Wherever the word "StackPanel" appears in a line, copy that line.

═════ Information given

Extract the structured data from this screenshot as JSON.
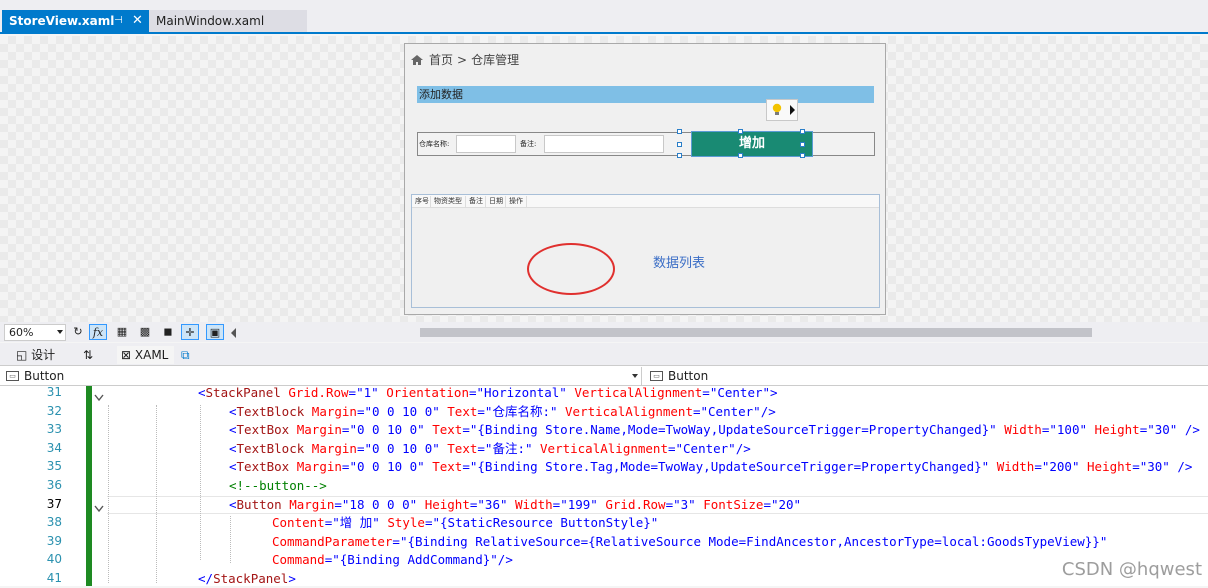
{
  "tabs": [
    {
      "label": "StoreView.xaml",
      "active": true
    },
    {
      "label": "MainWindow.xaml",
      "active": false
    }
  ],
  "designer": {
    "breadcrumb": {
      "home": "首页",
      "separator": ">",
      "current": "仓库管理"
    },
    "add_header": "添加数据",
    "form": {
      "name_label": "仓库名称:",
      "remark_label": "备注:",
      "add_button": "增加"
    },
    "grid": {
      "columns": [
        "序号",
        "物资类型",
        "备注",
        "日期",
        "操作"
      ],
      "title": "数据列表"
    }
  },
  "design_toolbar": {
    "zoom": "60%",
    "fx_label": "fx"
  },
  "split_tabs": {
    "design": "设计",
    "swap": "⇅",
    "xaml": "XAML"
  },
  "selectors": {
    "left": "Button",
    "right": "Button"
  },
  "editor": {
    "lines": [
      {
        "n": "31",
        "indent": 1,
        "text": "<StackPanel Grid.Row=\"1\" Orientation=\"Horizontal\" VerticalAlignment=\"Center\">"
      },
      {
        "n": "32",
        "indent": 2,
        "text": "<TextBlock Margin=\"0 0 10 0\" Text=\"仓库名称:\" VerticalAlignment=\"Center\"/>"
      },
      {
        "n": "33",
        "indent": 2,
        "text": "<TextBox Margin=\"0 0 10 0\" Text=\"{Binding Store.Name,Mode=TwoWay,UpdateSourceTrigger=PropertyChanged}\" Width=\"100\" Height=\"30\" />"
      },
      {
        "n": "34",
        "indent": 2,
        "text": "<TextBlock Margin=\"0 0 10 0\" Text=\"备注:\" VerticalAlignment=\"Center\"/>"
      },
      {
        "n": "35",
        "indent": 2,
        "text": "<TextBox Margin=\"0 0 10 0\" Text=\"{Binding Store.Tag,Mode=TwoWay,UpdateSourceTrigger=PropertyChanged}\" Width=\"200\" Height=\"30\" />"
      },
      {
        "n": "36",
        "indent": 2,
        "text": "<!--button-->"
      },
      {
        "n": "37",
        "indent": 2,
        "text": "<Button Margin=\"18 0 0 0\" Height=\"36\" Width=\"199\" Grid.Row=\"3\" FontSize=\"20\""
      },
      {
        "n": "38",
        "indent": 3,
        "text": "Content=\"增 加\" Style=\"{StaticResource ButtonStyle}\""
      },
      {
        "n": "39",
        "indent": 3,
        "text": "CommandParameter=\"{Binding RelativeSource={RelativeSource Mode=FindAncestor,AncestorType=local:GoodsTypeView}}\""
      },
      {
        "n": "40",
        "indent": 3,
        "text": "Command=\"{Binding AddCommand}\"/>"
      },
      {
        "n": "41",
        "indent": 1,
        "text": "</StackPanel>"
      }
    ],
    "current_line": "37"
  },
  "watermark": "CSDN @hqwest",
  "colors": {
    "accent": "#007acc",
    "add_button": "#198a73",
    "add_header": "#7fbfe6",
    "change_bar": "#1e8a22",
    "annotation_circle": "#e0302e"
  }
}
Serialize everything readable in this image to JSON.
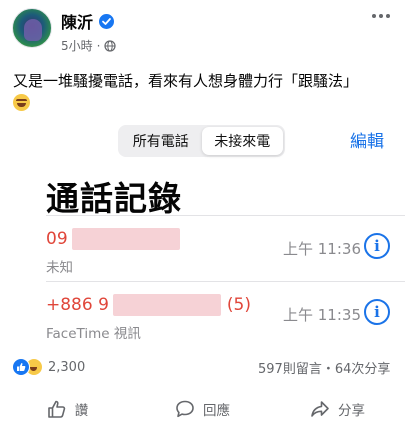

══════════

== Answer to this exercise ==
        "text": "<StackPanel Grid.Row=\"1\" Orientation=\"Horizontal\" VerticalAlignment=\"Center\">"
        "text": "</StackPanel>"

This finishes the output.